----- DATASET RECORDS -----
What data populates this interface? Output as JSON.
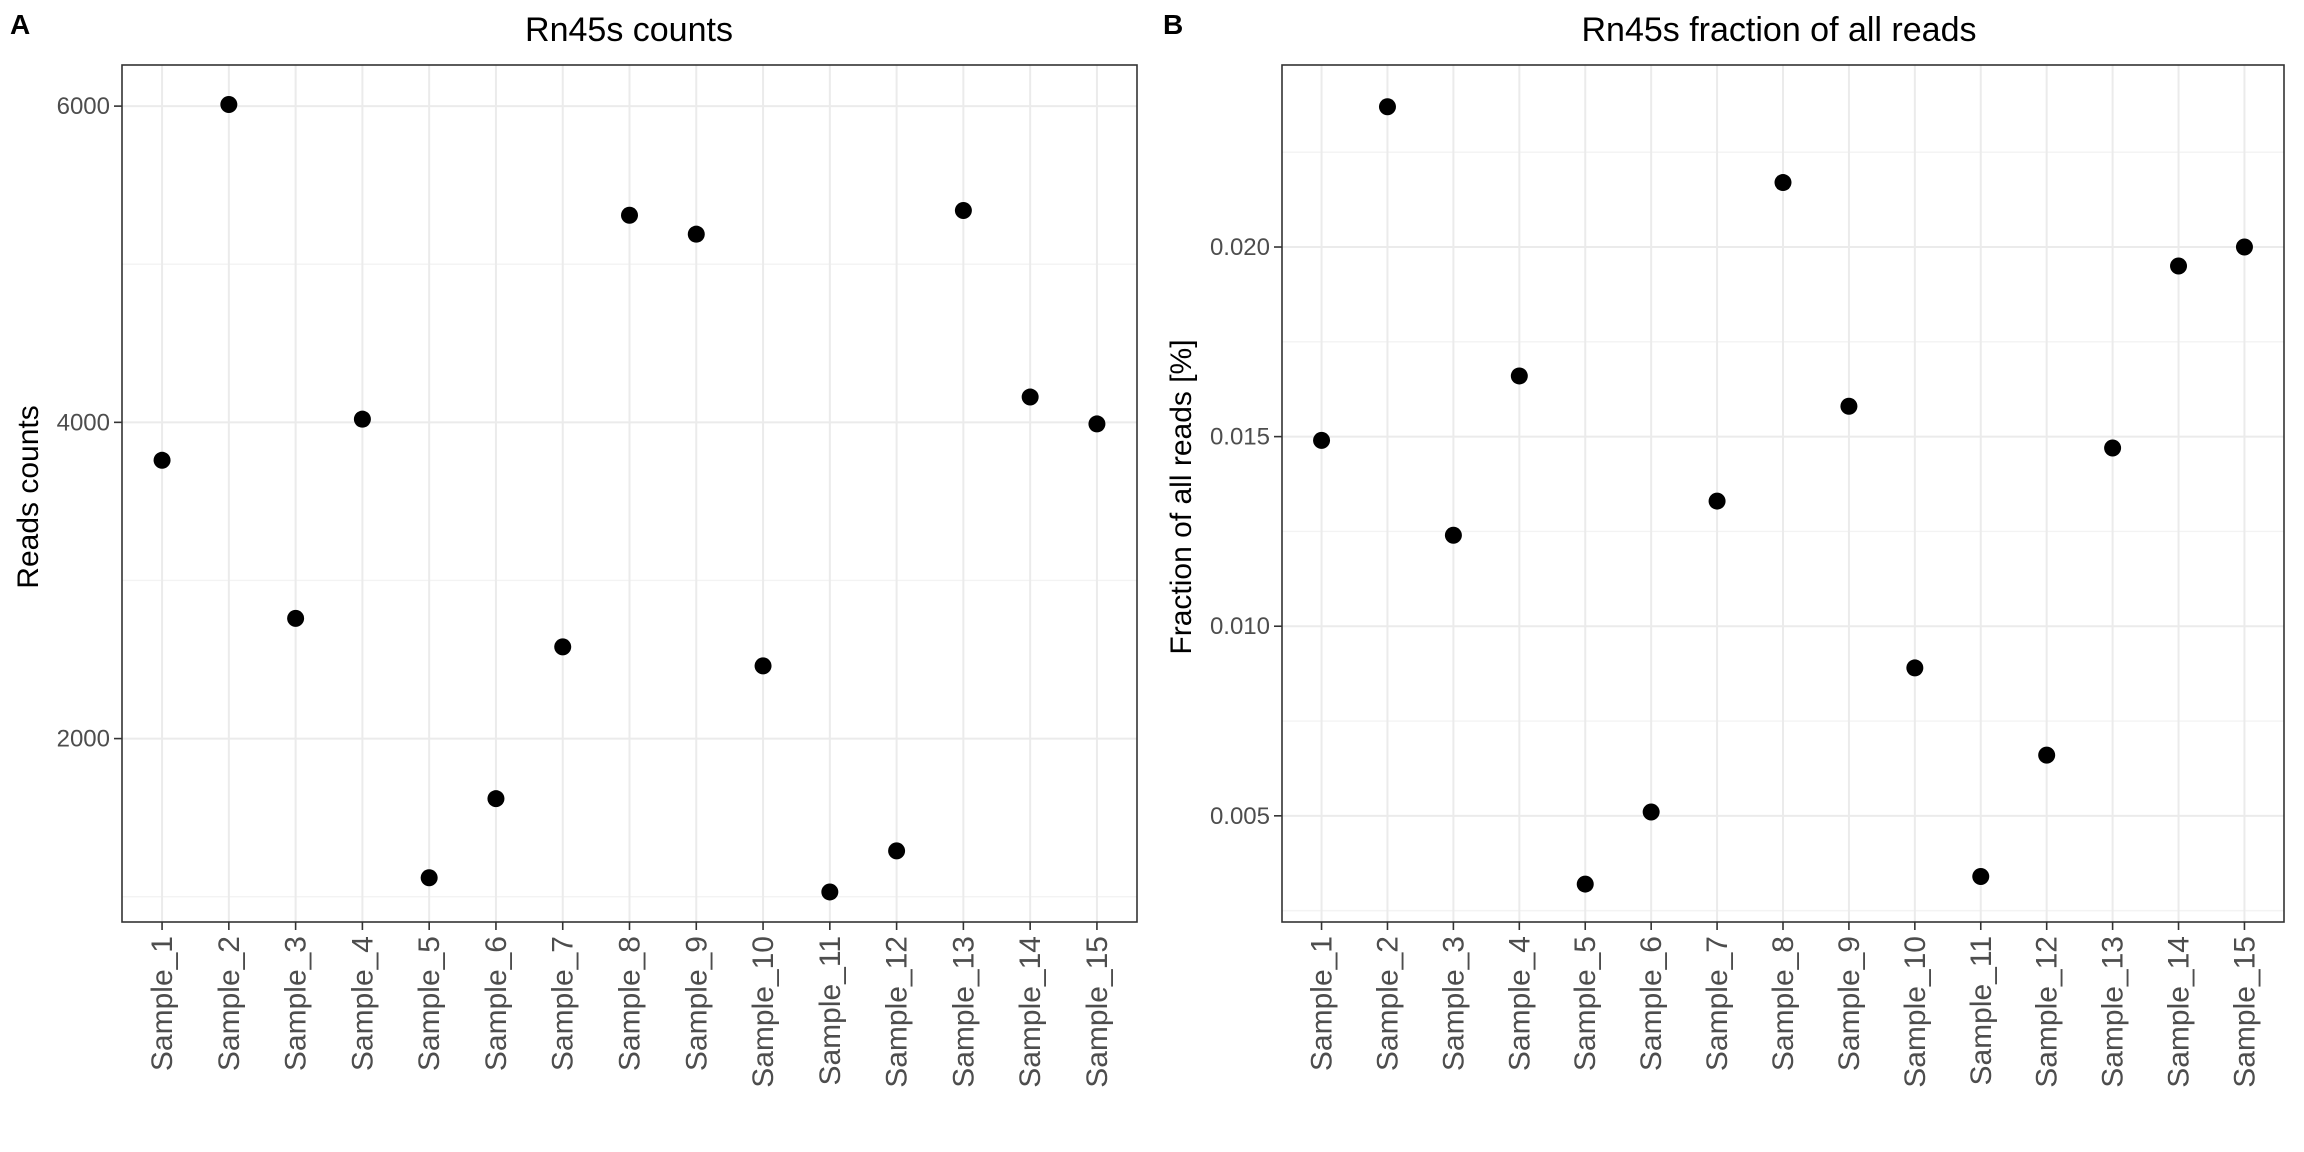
{
  "chart_data": [
    {
      "type": "scatter",
      "panel_label": "A",
      "title": "Rn45s counts",
      "xlabel": "",
      "ylabel": "Reads counts",
      "categories": [
        "Sample_1",
        "Sample_2",
        "Sample_3",
        "Sample_4",
        "Sample_5",
        "Sample_6",
        "Sample_7",
        "Sample_8",
        "Sample_9",
        "Sample_10",
        "Sample_11",
        "Sample_12",
        "Sample_13",
        "Sample_14",
        "Sample_15"
      ],
      "values": [
        3760,
        6010,
        2760,
        4020,
        1120,
        1620,
        2580,
        5310,
        5190,
        2460,
        1030,
        1290,
        5340,
        4160,
        3990
      ],
      "ylim": [
        840,
        6260
      ],
      "yticks": [
        2000,
        4000,
        6000
      ],
      "ytick_labels": [
        "2000",
        "4000",
        "6000"
      ],
      "grid": true,
      "point_color": "#000000"
    },
    {
      "type": "scatter",
      "panel_label": "B",
      "title": "Rn45s fraction of all reads",
      "xlabel": "",
      "ylabel": "Fraction of all reads [%]",
      "categories": [
        "Sample_1",
        "Sample_2",
        "Sample_3",
        "Sample_4",
        "Sample_5",
        "Sample_6",
        "Sample_7",
        "Sample_8",
        "Sample_9",
        "Sample_10",
        "Sample_11",
        "Sample_12",
        "Sample_13",
        "Sample_14",
        "Sample_15"
      ],
      "values": [
        0.0149,
        0.0237,
        0.0124,
        0.0166,
        0.0032,
        0.0051,
        0.0133,
        0.0217,
        0.0158,
        0.0089,
        0.0034,
        0.0066,
        0.0147,
        0.0195,
        0.02
      ],
      "ylim": [
        0.0022,
        0.0248
      ],
      "yticks": [
        0.005,
        0.01,
        0.015,
        0.02
      ],
      "ytick_labels": [
        "0.005",
        "0.010",
        "0.015",
        "0.020"
      ],
      "grid": true,
      "point_color": "#000000"
    }
  ]
}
-----
* _TASK DESCRIPTION_:
Identify each line in the records above that contains the word "ylabel", and copy it out in full.

* _RESPONSE TO THE EXERCISE_:
      "ylabel": "Reads counts",
      "ylabel": "Fraction of all reads [%]",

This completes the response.